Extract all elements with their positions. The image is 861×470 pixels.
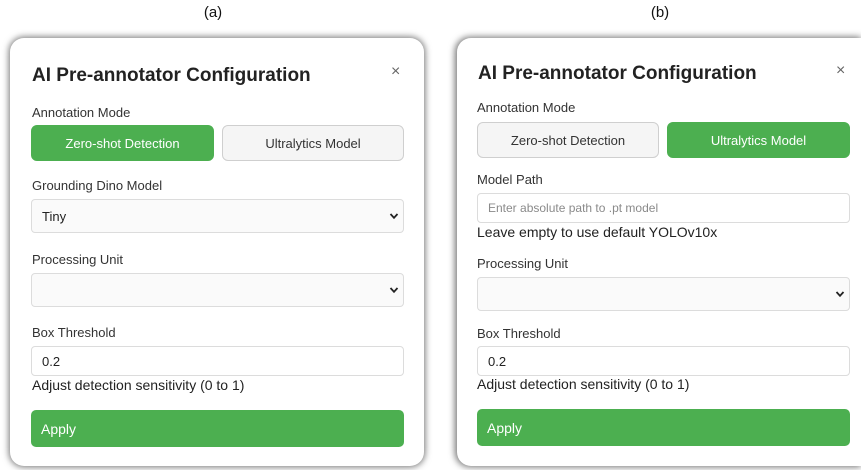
caption-b: (b): [650, 4, 670, 21]
chevron-down-icon: [389, 287, 399, 294]
box-threshold-input[interactable]: 0.2: [31, 346, 404, 376]
config-dialog-b: AI Pre-annotator Configuration × Annotat…: [457, 38, 861, 466]
grounding-dino-model-label: Grounding Dino Model: [32, 178, 163, 193]
zero-shot-detection-button[interactable]: Zero-shot Detection: [31, 125, 214, 161]
threshold-hint: Adjust detection sensitivity (0 to 1): [32, 377, 245, 393]
threshold-hint: Adjust detection sensitivity (0 to 1): [477, 376, 690, 392]
ultralytics-model-button[interactable]: Ultralytics Model: [667, 122, 850, 158]
apply-button[interactable]: Apply: [477, 409, 850, 446]
annotation-mode-label: Annotation Mode: [32, 105, 131, 120]
box-threshold-label: Box Threshold: [477, 326, 561, 341]
annotation-mode-label: Annotation Mode: [477, 100, 576, 115]
zero-shot-detection-button[interactable]: Zero-shot Detection: [477, 122, 659, 158]
box-threshold-input[interactable]: 0.2: [477, 346, 850, 376]
caption-a: (a): [203, 4, 223, 21]
processing-unit-select[interactable]: [477, 277, 850, 311]
config-dialog-a: AI Pre-annotator Configuration × Annotat…: [10, 38, 424, 466]
model-path-hint: Leave empty to use default YOLOv10x: [477, 224, 718, 240]
close-icon[interactable]: ×: [391, 64, 400, 80]
box-threshold-label: Box Threshold: [32, 325, 116, 340]
select-value: Tiny: [42, 208, 67, 224]
apply-button[interactable]: Apply: [31, 410, 404, 447]
chevron-down-icon: [389, 213, 399, 220]
processing-unit-label: Processing Unit: [477, 256, 569, 271]
dialog-title: AI Pre-annotator Configuration: [32, 65, 311, 86]
chevron-down-icon: [835, 291, 845, 298]
model-path-label: Model Path: [477, 172, 543, 187]
model-path-input[interactable]: Enter absolute path to .pt model: [477, 193, 850, 223]
dialog-title: AI Pre-annotator Configuration: [478, 63, 757, 84]
ultralytics-model-button[interactable]: Ultralytics Model: [222, 125, 404, 161]
processing-unit-label: Processing Unit: [32, 252, 124, 267]
grounding-dino-model-select[interactable]: Tiny: [31, 199, 404, 233]
processing-unit-select[interactable]: [31, 273, 404, 307]
close-icon[interactable]: ×: [836, 63, 845, 79]
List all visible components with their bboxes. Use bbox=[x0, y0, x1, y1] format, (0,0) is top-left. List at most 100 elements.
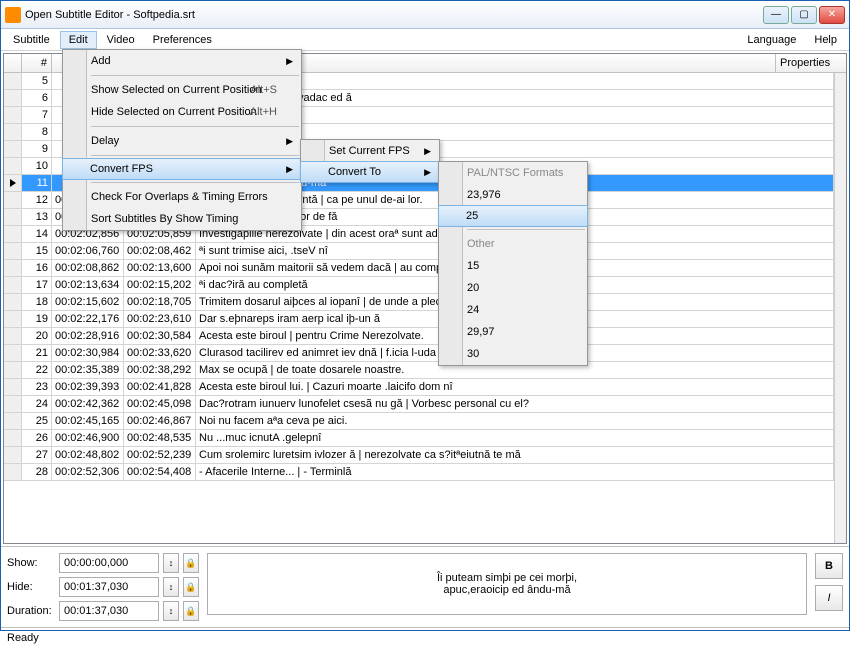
table-row[interactable]: 2400:02:42,36200:02:45,098Dac?rotram iun… bbox=[4, 396, 834, 413]
table-row[interactable]: 2600:02:46,90000:02:48,535Nu ...muc icnu… bbox=[4, 430, 834, 447]
cell-txt: Nu ...muc icnutA .gelepnî bbox=[196, 430, 834, 447]
cell-txt: Dac?rotram iunuerv lunofelet csesã nu gă… bbox=[196, 396, 834, 413]
cell-t1: 00:02:13,634 bbox=[52, 277, 124, 294]
show-lock-icon[interactable]: 🔒 bbox=[183, 553, 199, 573]
menu-preferences[interactable]: Preferences bbox=[145, 32, 220, 48]
convert-fps-submenu: Set Current FPS▶Convert To▶ bbox=[300, 139, 440, 183]
convert-menu-item-2[interactable]: 25 bbox=[438, 205, 588, 227]
close-button[interactable]: ✕ bbox=[819, 6, 845, 24]
convert-menu-item-7[interactable]: 24 bbox=[439, 299, 587, 321]
cell-num: 12 bbox=[22, 192, 52, 209]
title-bar: Open Subtitle Editor - Softpedia.srt — ▢… bbox=[1, 1, 849, 29]
duration-lock-icon[interactable]: 🔒 bbox=[183, 601, 199, 621]
show-stepper-icon[interactable]: ↕ bbox=[163, 553, 179, 573]
edit-menu-item-0[interactable]: Add▶ bbox=[63, 50, 301, 72]
cell-t1: 00:02:22,176 bbox=[52, 311, 124, 328]
cell-t1: 00:02:42,362 bbox=[52, 396, 124, 413]
vertical-scrollbar[interactable] bbox=[834, 73, 846, 543]
duration-input[interactable] bbox=[59, 601, 159, 621]
table-row[interactable]: 2000:02:28,91600:02:30,584Acesta este bi… bbox=[4, 328, 834, 345]
cell-t1: 00:02:52,306 bbox=[52, 464, 124, 481]
table-row[interactable]: 1800:02:15,60200:02:18,705Trimitem dosar… bbox=[4, 294, 834, 311]
fps-menu-item-0[interactable]: Set Current FPS▶ bbox=[301, 140, 439, 162]
cell-num: 19 bbox=[22, 311, 52, 328]
cell-t2: 00:02:08,462 bbox=[124, 243, 196, 260]
cell-t1: 00:02:06,760 bbox=[52, 243, 124, 260]
row-selector bbox=[4, 294, 22, 311]
minimize-button[interactable]: — bbox=[763, 6, 789, 24]
duration-stepper-icon[interactable]: ↕ bbox=[163, 601, 179, 621]
cell-num: 10 bbox=[22, 158, 52, 175]
convert-menu-item-8[interactable]: 29,97 bbox=[439, 321, 587, 343]
table-row[interactable]: 2200:02:35,38900:02:38,292Max se ocupă |… bbox=[4, 362, 834, 379]
table-row[interactable]: 1900:02:22,17600:02:23,610Dar s.eþnareps… bbox=[4, 311, 834, 328]
menu-edit[interactable]: Edit bbox=[60, 31, 97, 49]
menu-help[interactable]: Help bbox=[806, 32, 845, 48]
edit-menu-item-10[interactable]: Sort Subtitles By Show Timing bbox=[63, 208, 301, 230]
maximize-button[interactable]: ▢ bbox=[791, 6, 817, 24]
table-row[interactable]: 1500:02:06,76000:02:08,462ªi sunt trimis… bbox=[4, 243, 834, 260]
convert-menu-item-5[interactable]: 15 bbox=[439, 255, 587, 277]
cell-t1: 00:02:39,393 bbox=[52, 379, 124, 396]
row-selector bbox=[4, 90, 22, 107]
edit-menu-item-7[interactable]: Convert FPS▶ bbox=[62, 158, 302, 180]
convert-menu-item-6[interactable]: 20 bbox=[439, 277, 587, 299]
hide-stepper-icon[interactable]: ↕ bbox=[163, 577, 179, 597]
cell-t1: 00:02:46,900 bbox=[52, 430, 124, 447]
chevron-right-icon: ▶ bbox=[286, 164, 293, 175]
edit-menu-item-2[interactable]: Show Selected on Current PositionAlt+S bbox=[63, 79, 301, 101]
menu-video[interactable]: Video bbox=[99, 32, 143, 48]
row-selector bbox=[4, 192, 22, 209]
status-bar: Ready bbox=[1, 627, 849, 647]
row-selector bbox=[4, 124, 22, 141]
edit-menu-item-3[interactable]: Hide Selected on Current PositionAlt+H bbox=[63, 101, 301, 123]
header-properties[interactable]: Properties bbox=[776, 54, 846, 72]
table-row[interactable]: 2800:02:52,30600:02:54,408- Afacerile In… bbox=[4, 464, 834, 481]
cell-num: 5 bbox=[22, 73, 52, 90]
row-selector bbox=[4, 209, 22, 226]
italic-button[interactable]: I bbox=[815, 585, 843, 611]
cell-t2: 00:02:41,828 bbox=[124, 379, 196, 396]
cell-num: 11 bbox=[22, 175, 52, 192]
cell-t2: 00:02:18,705 bbox=[124, 294, 196, 311]
edit-menu-item-9[interactable]: Check For Overlaps & Timing Errors bbox=[63, 186, 301, 208]
cell-txt: Noi nu facem aªa ceva pe aici. bbox=[196, 413, 834, 430]
row-selector bbox=[4, 243, 22, 260]
table-row[interactable]: 2700:02:48,80200:02:52,239Cum srolemirc … bbox=[4, 447, 834, 464]
show-input[interactable] bbox=[59, 553, 159, 573]
edit-menu-item-5[interactable]: Delay▶ bbox=[63, 130, 301, 152]
menu-bar: SubtitleEditVideoPreferences LanguageHel… bbox=[1, 29, 849, 51]
table-row[interactable]: 2100:02:30,98400:02:33,620Clurasod tacil… bbox=[4, 345, 834, 362]
row-selector bbox=[4, 226, 22, 243]
hide-input[interactable] bbox=[59, 577, 159, 597]
menu-language[interactable]: Language bbox=[739, 32, 804, 48]
convert-menu-item-1[interactable]: 23,976 bbox=[439, 184, 587, 206]
edit-menu: Add▶ Show Selected on Current PositionAlt… bbox=[62, 49, 302, 231]
cell-num: 6 bbox=[22, 90, 52, 107]
preview-line-2: apuc,eraoicip ed ându-mă bbox=[443, 584, 570, 596]
row-selector bbox=[4, 141, 22, 158]
cell-t2: 00:02:23,610 bbox=[124, 311, 196, 328]
cell-t2: 00:02:48,535 bbox=[124, 430, 196, 447]
subtitle-preview[interactable]: Îi puteam simþi pe cei morþi, apuc,eraoi… bbox=[207, 553, 807, 615]
cell-t1: 00:02:30,984 bbox=[52, 345, 124, 362]
content-area: # Properties 56o armat.ilanimirC .ervada… bbox=[1, 51, 849, 546]
row-selector bbox=[4, 447, 22, 464]
table-row[interactable]: 2500:02:45,16500:02:46,867Noi nu facem a… bbox=[4, 413, 834, 430]
table-row[interactable]: 2300:02:39,39300:02:41,828Acesta este bi… bbox=[4, 379, 834, 396]
cell-num: 22 bbox=[22, 362, 52, 379]
duration-label: Duration: bbox=[7, 605, 55, 617]
header-num[interactable]: # bbox=[22, 54, 52, 72]
convert-menu-item-9[interactable]: 30 bbox=[439, 343, 587, 365]
hide-lock-icon[interactable]: 🔒 bbox=[183, 577, 199, 597]
row-selector bbox=[4, 413, 22, 430]
cell-t1: 00:02:08,862 bbox=[52, 260, 124, 277]
menu-subtitle[interactable]: Subtitle bbox=[5, 32, 58, 48]
table-row[interactable]: 1700:02:13,63400:02:15,202ªi dac?iră au … bbox=[4, 277, 834, 294]
fps-menu-item-1[interactable]: Convert To▶ bbox=[300, 161, 440, 183]
cell-t2: 00:02:38,292 bbox=[124, 362, 196, 379]
cell-txt: - Afacerile Interne... | - Terminlă bbox=[196, 464, 834, 481]
preview-line-1: Îi puteam simþi pe cei morþi, bbox=[437, 572, 577, 584]
bold-button[interactable]: B bbox=[815, 553, 843, 579]
table-row[interactable]: 1600:02:08,86200:02:13,600Apoi noi sunăm… bbox=[4, 260, 834, 277]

·····

Reproduce the data unchanged, from the line containing "bbox=[4, 396, 834, 413]" through the line containing "close-button[interactable]: ✕ bbox=[819, 6, 845, 24]", both included.

THE RESULT:
table-row[interactable]: 2400:02:42,36200:02:45,098Dac?rotram iun… bbox=[4, 396, 834, 413]
table-row[interactable]: 2600:02:46,90000:02:48,535Nu ...muc icnu… bbox=[4, 430, 834, 447]
cell-txt: Nu ...muc icnutA .gelepnî bbox=[196, 430, 834, 447]
cell-txt: Dac?rotram iunuerv lunofelet csesã nu gă… bbox=[196, 396, 834, 413]
cell-t1: 00:02:13,634 bbox=[52, 277, 124, 294]
show-lock-icon[interactable]: 🔒 bbox=[183, 553, 199, 573]
menu-preferences[interactable]: Preferences bbox=[145, 32, 220, 48]
convert-fps-submenu: Set Current FPS▶Convert To▶ bbox=[300, 139, 440, 183]
convert-menu-item-2[interactable]: 25 bbox=[438, 205, 588, 227]
close-button[interactable]: ✕ bbox=[819, 6, 845, 24]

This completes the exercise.